#### Directions for this task:
Can you quote the records below in full, word for word?

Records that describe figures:
■ ■ ■ ■ ■ ■ ■
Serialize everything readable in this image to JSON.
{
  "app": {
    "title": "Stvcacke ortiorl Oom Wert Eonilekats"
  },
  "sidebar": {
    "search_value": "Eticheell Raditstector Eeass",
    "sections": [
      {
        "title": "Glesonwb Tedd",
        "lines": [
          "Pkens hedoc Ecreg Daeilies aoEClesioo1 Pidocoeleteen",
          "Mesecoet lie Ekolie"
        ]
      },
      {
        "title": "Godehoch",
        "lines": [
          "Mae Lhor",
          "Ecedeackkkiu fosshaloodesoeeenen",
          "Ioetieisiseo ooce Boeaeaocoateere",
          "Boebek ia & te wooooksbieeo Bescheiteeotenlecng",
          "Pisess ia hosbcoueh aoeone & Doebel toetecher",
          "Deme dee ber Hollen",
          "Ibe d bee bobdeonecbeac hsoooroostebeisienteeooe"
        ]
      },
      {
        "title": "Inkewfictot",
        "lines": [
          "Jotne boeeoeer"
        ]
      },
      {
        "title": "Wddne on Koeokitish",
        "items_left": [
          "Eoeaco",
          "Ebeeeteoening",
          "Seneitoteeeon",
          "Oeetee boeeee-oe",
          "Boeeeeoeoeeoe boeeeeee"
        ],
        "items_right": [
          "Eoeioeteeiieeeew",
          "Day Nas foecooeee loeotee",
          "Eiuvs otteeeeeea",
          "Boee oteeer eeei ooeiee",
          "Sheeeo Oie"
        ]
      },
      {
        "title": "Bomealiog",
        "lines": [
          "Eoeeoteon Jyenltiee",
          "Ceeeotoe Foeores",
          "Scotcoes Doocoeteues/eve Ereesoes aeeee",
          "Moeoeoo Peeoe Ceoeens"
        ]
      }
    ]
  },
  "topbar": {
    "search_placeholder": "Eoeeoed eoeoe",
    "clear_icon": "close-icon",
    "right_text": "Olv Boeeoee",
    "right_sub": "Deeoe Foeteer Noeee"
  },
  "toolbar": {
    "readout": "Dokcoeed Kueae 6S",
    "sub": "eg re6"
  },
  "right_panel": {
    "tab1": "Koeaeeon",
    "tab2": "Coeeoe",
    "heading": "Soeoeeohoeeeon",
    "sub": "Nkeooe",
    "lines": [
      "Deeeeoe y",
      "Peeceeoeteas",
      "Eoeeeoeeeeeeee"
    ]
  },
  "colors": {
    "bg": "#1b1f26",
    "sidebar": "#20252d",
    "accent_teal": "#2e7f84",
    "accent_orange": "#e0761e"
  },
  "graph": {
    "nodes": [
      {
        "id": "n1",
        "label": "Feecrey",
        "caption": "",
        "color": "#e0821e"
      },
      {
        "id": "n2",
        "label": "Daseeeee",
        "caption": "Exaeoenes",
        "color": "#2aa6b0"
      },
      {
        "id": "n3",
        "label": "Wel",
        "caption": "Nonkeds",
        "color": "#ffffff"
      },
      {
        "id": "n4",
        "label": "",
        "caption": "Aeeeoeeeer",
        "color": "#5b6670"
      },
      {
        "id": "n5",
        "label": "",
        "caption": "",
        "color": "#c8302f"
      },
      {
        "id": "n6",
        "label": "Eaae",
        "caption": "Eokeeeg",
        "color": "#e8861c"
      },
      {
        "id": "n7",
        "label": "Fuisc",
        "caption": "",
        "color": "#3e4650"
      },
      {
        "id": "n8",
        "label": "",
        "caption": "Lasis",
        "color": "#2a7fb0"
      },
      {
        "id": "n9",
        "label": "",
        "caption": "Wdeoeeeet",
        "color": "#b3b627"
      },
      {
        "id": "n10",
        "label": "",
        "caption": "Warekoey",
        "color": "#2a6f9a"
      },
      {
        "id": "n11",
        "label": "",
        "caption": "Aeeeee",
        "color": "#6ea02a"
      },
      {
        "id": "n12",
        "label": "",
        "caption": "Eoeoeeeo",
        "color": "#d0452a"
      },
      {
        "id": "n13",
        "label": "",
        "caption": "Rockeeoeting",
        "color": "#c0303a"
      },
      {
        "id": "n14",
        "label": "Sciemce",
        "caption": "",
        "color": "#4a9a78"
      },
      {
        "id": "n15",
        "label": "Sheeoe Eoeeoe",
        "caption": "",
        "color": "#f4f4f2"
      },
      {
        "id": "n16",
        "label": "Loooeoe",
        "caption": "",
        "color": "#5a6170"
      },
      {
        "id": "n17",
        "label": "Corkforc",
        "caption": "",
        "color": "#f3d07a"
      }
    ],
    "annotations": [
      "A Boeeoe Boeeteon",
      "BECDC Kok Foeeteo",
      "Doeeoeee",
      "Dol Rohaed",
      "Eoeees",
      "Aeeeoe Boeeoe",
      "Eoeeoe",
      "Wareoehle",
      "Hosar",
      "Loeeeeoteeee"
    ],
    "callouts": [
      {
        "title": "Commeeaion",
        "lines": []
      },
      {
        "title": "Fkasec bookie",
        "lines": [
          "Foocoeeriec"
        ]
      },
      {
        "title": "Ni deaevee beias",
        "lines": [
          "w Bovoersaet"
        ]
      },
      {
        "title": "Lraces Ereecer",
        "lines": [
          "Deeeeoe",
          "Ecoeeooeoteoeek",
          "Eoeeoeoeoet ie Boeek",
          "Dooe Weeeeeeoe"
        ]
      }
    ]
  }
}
■ ■ ■ ■ ■ ■ ■
#### Task solution:
Serialize everything readable in this image to JSON.
{
  "app": {
    "title": "Stvcacke ortiorl Oom Wert Eonilekats"
  },
  "sidebar": {
    "search_value": "Eticheell Raditstector Eeass",
    "sections": [
      {
        "title": "Glesonwb Tedd",
        "lines": [
          "Pkens hedoc Ecreg Daeilies aoEClesioo1 Pidocoeleteen",
          "Mesecoet lie Ekolie"
        ]
      },
      {
        "title": "Godehoch",
        "lines": [
          "Mae Lhor",
          "Ecedeackkkiu fosshaloodesoeeenen",
          "Ioetieisiseo ooce Boeaeaocoateere",
          "Boebek ia & te wooooksbieeo Bescheiteeotenlecng",
          "Pisess ia hosbcoueh aoeone & Doebel toetecher",
          "Deme dee ber Hollen",
          "Ibe d bee bobdeonecbeac hsoooroostebeisienteeooe"
        ]
      },
      {
        "title": "Inkewfictot",
        "lines": [
          "Jotne boeeoeer"
        ]
      },
      {
        "title": "Wddne on Koeokitish",
        "items_left": [
          "Eoeaco",
          "Ebeeeteoening",
          "Seneitoteeeon",
          "Oeetee boeeee-oe",
          "Boeeeeoeoeeoe boeeeeee"
        ],
        "items_right": [
          "Eoeioeteeiieeeew",
          "Day Nas foecooeee loeotee",
          "Eiuvs otteeeeeea",
          "Boee oteeer eeei ooeiee",
          "Sheeeo Oie"
        ]
      },
      {
        "title": "Bomealiog",
        "lines": [
          "Eoeeoteon Jyenltiee",
          "Ceeeotoe Foeores",
          "Scotcoes Doocoeteues/eve Ereesoes aeeee",
          "Moeoeoo Peeoe Ceoeens"
        ]
      }
    ]
  },
  "topbar": {
    "search_placeholder": "Eoeeoed eoeoe",
    "clear_icon": "close-icon",
    "right_text": "Olv Boeeoee",
    "right_sub": "Deeoe Foeteer Noeee"
  },
  "toolbar": {
    "readout": "Dokcoeed Kueae 6S",
    "sub": "eg re6"
  },
  "right_panel": {
    "tab1": "Koeaeeon",
    "tab2": "Coeeoe",
    "heading": "Soeoeeohoeeeon",
    "sub": "Nkeooe",
    "lines": [
      "Deeeeoe y",
      "Peeceeoeteas",
      "Eoeeeoeeeeeeee"
    ]
  },
  "colors": {
    "bg": "#1b1f26",
    "sidebar": "#20252d",
    "accent_teal": "#2e7f84",
    "accent_orange": "#e0761e"
  },
  "graph": {
    "nodes": [
      {
        "id": "n1",
        "label": "Feecrey",
        "caption": "",
        "color": "#e0821e"
      },
      {
        "id": "n2",
        "label": "Daseeeee",
        "caption": "Exaeoenes",
        "color": "#2aa6b0"
      },
      {
        "id": "n3",
        "label": "Wel",
        "caption": "Nonkeds",
        "color": "#ffffff"
      },
      {
        "id": "n4",
        "label": "",
        "caption": "Aeeeoeeeer",
        "color": "#5b6670"
      },
      {
        "id": "n5",
        "label": "",
        "caption": "",
        "color": "#c8302f"
      },
      {
        "id": "n6",
        "label": "Eaae",
        "caption": "Eokeeeg",
        "color": "#e8861c"
      },
      {
        "id": "n7",
        "label": "Fuisc",
        "caption": "",
        "color": "#3e4650"
      },
      {
        "id": "n8",
        "label": "",
        "caption": "Lasis",
        "color": "#2a7fb0"
      },
      {
        "id": "n9",
        "label": "",
        "caption": "Wdeoeeeet",
        "color": "#b3b627"
      },
      {
        "id": "n10",
        "label": "",
        "caption": "Warekoey",
        "color": "#2a6f9a"
      },
      {
        "id": "n11",
        "label": "",
        "caption": "Aeeeee",
        "color": "#6ea02a"
      },
      {
        "id": "n12",
        "label": "",
        "caption": "Eoeoeeeo",
        "color": "#d0452a"
      },
      {
        "id": "n13",
        "label": "",
        "caption": "Rockeeoeting",
        "color": "#c0303a"
      },
      {
        "id": "n14",
        "label": "Sciemce",
        "caption": "",
        "color": "#4a9a78"
      },
      {
        "id": "n15",
        "label": "Sheeoe Eoeeoe",
        "caption": "",
        "color": "#f4f4f2"
      },
      {
        "id": "n16",
        "label": "Loooeoe",
        "caption": "",
        "color": "#5a6170"
      },
      {
        "id": "n17",
        "label": "Corkforc",
        "caption": "",
        "color": "#f3d07a"
      }
    ],
    "annotations": [
      "A Boeeoe Boeeteon",
      "BECDC Kok Foeeteo",
      "Doeeoeee",
      "Dol Rohaed",
      "Eoeees",
      "Aeeeoe Boeeoe",
      "Eoeeoe",
      "Wareoehle",
      "Hosar",
      "Loeeeeoteeee"
    ],
    "callouts": [
      {
        "title": "Commeeaion",
        "lines": []
      },
      {
        "title": "Fkasec bookie",
        "lines": [
          "Foocoeeriec"
        ]
      },
      {
        "title": "Ni deaevee beias",
        "lines": [
          "w Bovoersaet"
        ]
      },
      {
        "title": "Lraces Ereecer",
        "lines": [
          "Deeeeoe",
          "Ecoeeooeoteoeek",
          "Eoeeoeoeoet ie Boeek",
          "Dooe Weeeeeeoe"
        ]
      }
    ]
  }
}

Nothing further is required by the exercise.